[Exercise] Leave out the pictures and copy everything else in the entries exactly.

+++ Data provided +++

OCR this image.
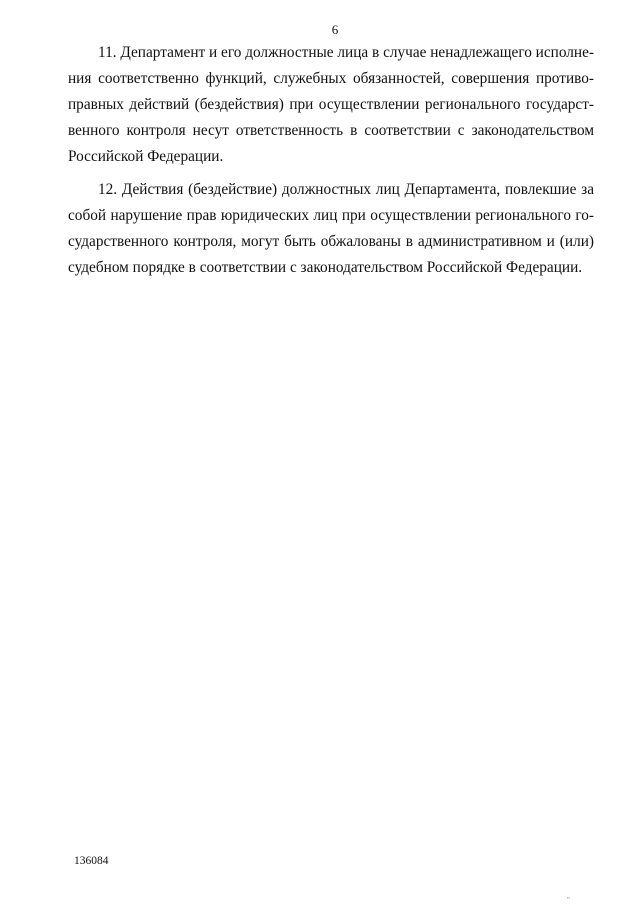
6
11. Департамент и его должностные лица в случае ненадлежащего исполне-
ния соответственно функций, служебных обязанностей, совершения противо-
правных действий (бездействия) при осуществлении регионального государст-
венного контроля несут ответственность в соответствии с законодательством
Российской Федерации.
12. Действия (бездействие) должностных лиц Департамента, повлекшие за
собой нарушение прав юридических лиц при осуществлении регионального го-
сударственного контроля, могут быть обжалованы в административном и (или)
судебном порядке в соответствии с законодательством Российской Федерации.
136084
"
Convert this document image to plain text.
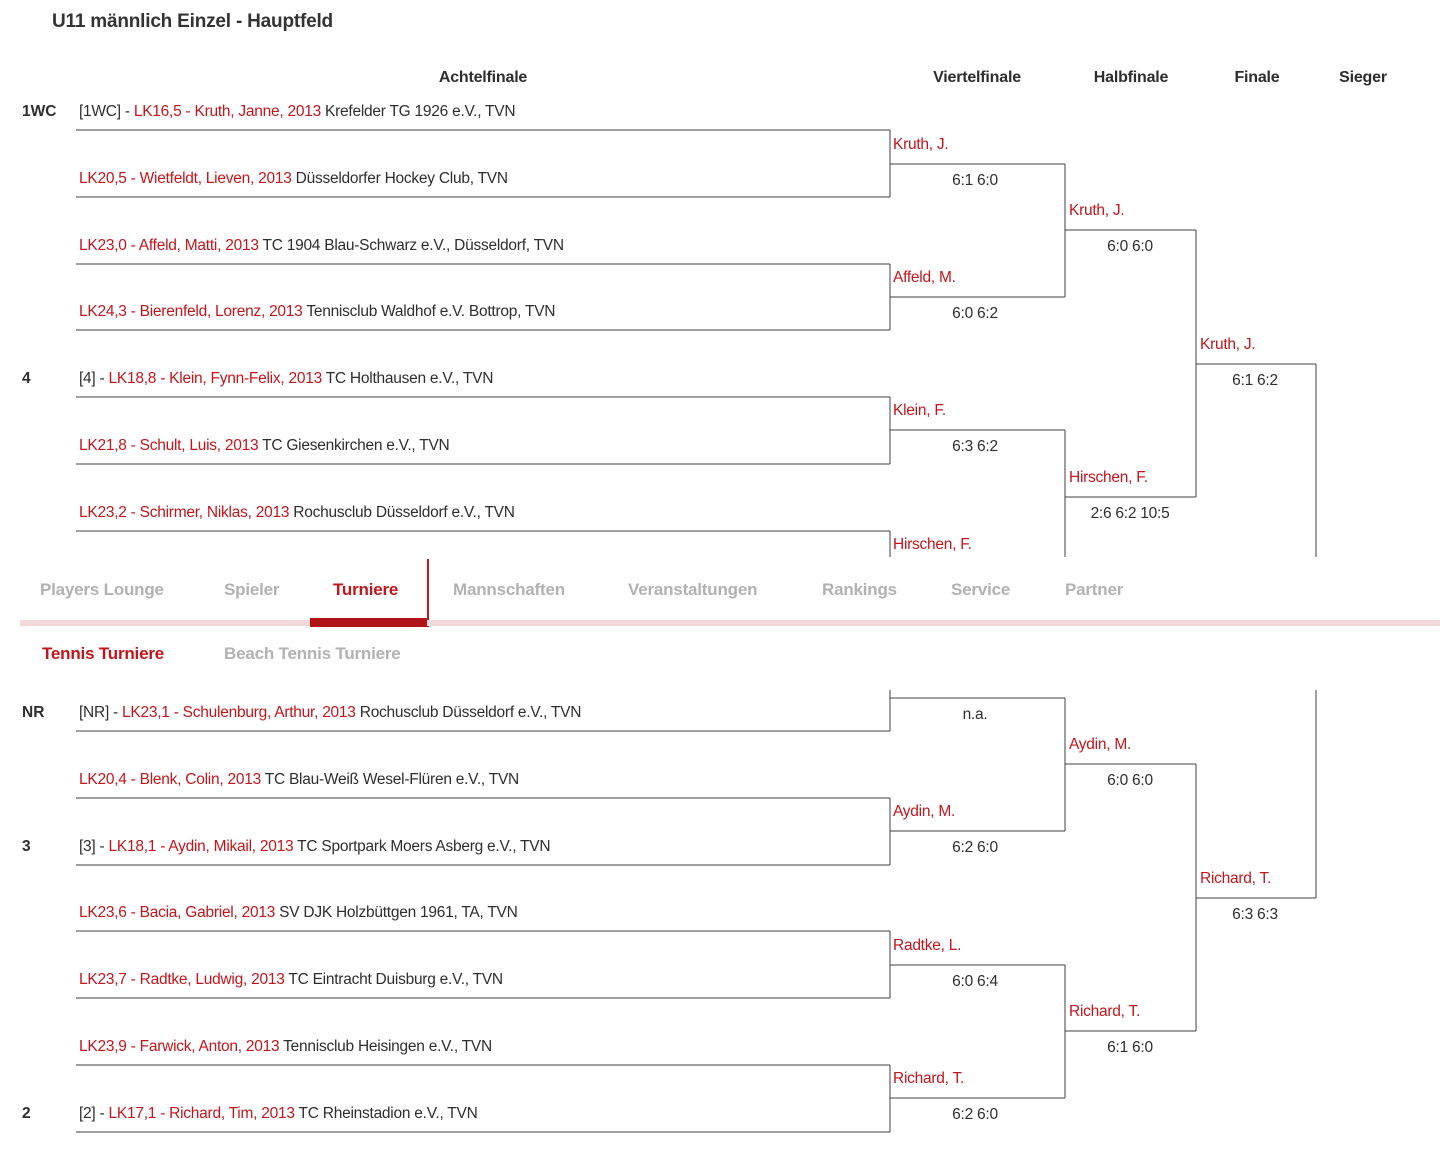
U11 männlich Einzel - Hauptfeld
Achtelfinale	Viertelfinale	Halbfinale	Finale	Sieger
1WC [1WC] - LK16,5 - Kruth, Janne, 2013 Krefelder TG 1926 e.V., TVN
LK20,5 - Wietfeldt, Lieven, 2013 Düsseldorfer Hockey Club, TVN
LK23,0 - Affeld, Matti, 2013 TC 1904 Blau-Schwarz e.V., Düsseldorf, TVN
LK24,3 - Bierenfeld, Lorenz, 2013 Tennisclub Waldhof e.V. Bottrop, TVN
4	[4] - LK18,8 - Klein, Fynn-Felix, 2013 TC Holthausen e.V., TVN
LK21,8 - Schult, Luis, 2013 TC Giesenkirchen e.V., TVN
LK23,2 - Schirmer, Niklas, 2013 Rochusclub Düsseldorf e.V., TVN
NR [NR] - LK23,1 - Schulenburg, Arthur, 2013 Rochusclub Düsseldorf e.V., TVN
LK20,4 - Blenk, Colin, 2013 TC Blau-Weiß Wesel-Flüren e.V., TVN
3	[3] - LK18,1 - Aydin, Mikail, 2013 TC Sportpark Moers Asberg e.V., TVN
LK23,6 - Bacia, Gabriel, 2013 SV DJK Holzbüttgen 1961, TA, TVN
LK23,7 - Radtke, Ludwig, 2013 TC Eintracht Duisburg e.V., TVN
LK23,9 - Farwick, Anton, 2013 Tennisclub Heisingen e.V., TVN
2	[2] - LK17,1 - Richard, Tim, 2013 TC Rheinstadion e.V., TVN
Kruth, J.
6:1 6:0
Affeld, M.
6:0 6:2
Klein, F.
6:3 6:2
Hirschen, F.
n.a.
Aydin, M.
6:2 6:0
Radtke, L.
6:0 6:4
Richard, T.
6:2 6:0
Kruth, J.
6:0 6:0
Hirschen, F.
2:6 6:2 10:5
Aydin, M.
6:0 6:0
Richard, T.
6:1 6:0
Kruth, J.
6:1 6:2
Richard, T.
6:3 6:3
Players Lounge	Spieler	Turniere	Mannschaften	Veranstaltungen	Rankings	Service	Partner
Tennis Turniere	Beach Tennis Turniere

+++

[Answer to this task]
OCR this image.
6
11. Департамент и его должностные лица в случае ненадлежащего исполне-
ния соответственно функций, служебных обязанностей, совершения противо-
правных действий (бездействия) при осуществлении регионального государст-
венного контроля несут ответственность в соответствии с законодательством
Российской Федерации.
12. Действия (бездействие) должностных лиц Департамента, повлекшие за
собой нарушение прав юридических лиц при осуществлении регионального го-
сударственного контроля, могут быть обжалованы в административном и (или)
судебном порядке в соответствии с законодательством Российской Федерации.
136084
"
Convert this document image to plain text.
U11 männlich Einzel - Hauptfeld
Achtelfinale	Viertelfinale	Halbfinale	Finale	Sieger
1WC [1WC] - LK16,5 - Kruth, Janne, 2013 Krefelder TG 1926 e.V., TVN
LK20,5 - Wietfeldt, Lieven, 2013 Düsseldorfer Hockey Club, TVN
LK23,0 - Affeld, Matti, 2013 TC 1904 Blau-Schwarz e.V., Düsseldorf, TVN
LK24,3 - Bierenfeld, Lorenz, 2013 Tennisclub Waldhof e.V. Bottrop, TVN
4	[4] - LK18,8 - Klein, Fynn-Felix, 2013 TC Holthausen e.V., TVN
LK21,8 - Schult, Luis, 2013 TC Giesenkirchen e.V., TVN
LK23,2 - Schirmer, Niklas, 2013 Rochusclub Düsseldorf e.V., TVN
NR [NR] - LK23,1 - Schulenburg, Arthur, 2013 Rochusclub Düsseldorf e.V., TVN
LK20,4 - Blenk, Colin, 2013 TC Blau-Weiß Wesel-Flüren e.V., TVN
3	[3] - LK18,1 - Aydin, Mikail, 2013 TC Sportpark Moers Asberg e.V., TVN
LK23,6 - Bacia, Gabriel, 2013 SV DJK Holzbüttgen 1961, TA, TVN
LK23,7 - Radtke, Ludwig, 2013 TC Eintracht Duisburg e.V., TVN
LK23,9 - Farwick, Anton, 2013 Tennisclub Heisingen e.V., TVN
2	[2] - LK17,1 - Richard, Tim, 2013 TC Rheinstadion e.V., TVN
Kruth, J.
6:1 6:0
Affeld, M.
6:0 6:2
Klein, F.
6:3 6:2
Hirschen, F.
n.a.
Aydin, M.
6:2 6:0
Radtke, L.
6:0 6:4
Richard, T.
6:2 6:0
Kruth, J.
6:0 6:0
Hirschen, F.
2:6 6:2 10:5
Aydin, M.
6:0 6:0
Richard, T.
6:1 6:0
Kruth, J.
6:1 6:2
Richard, T.
6:3 6:3
Players Lounge	Spieler	Turniere	Mannschaften	Veranstaltungen	Rankings	Service	Partner
Tennis Turniere	Beach Tennis Turniere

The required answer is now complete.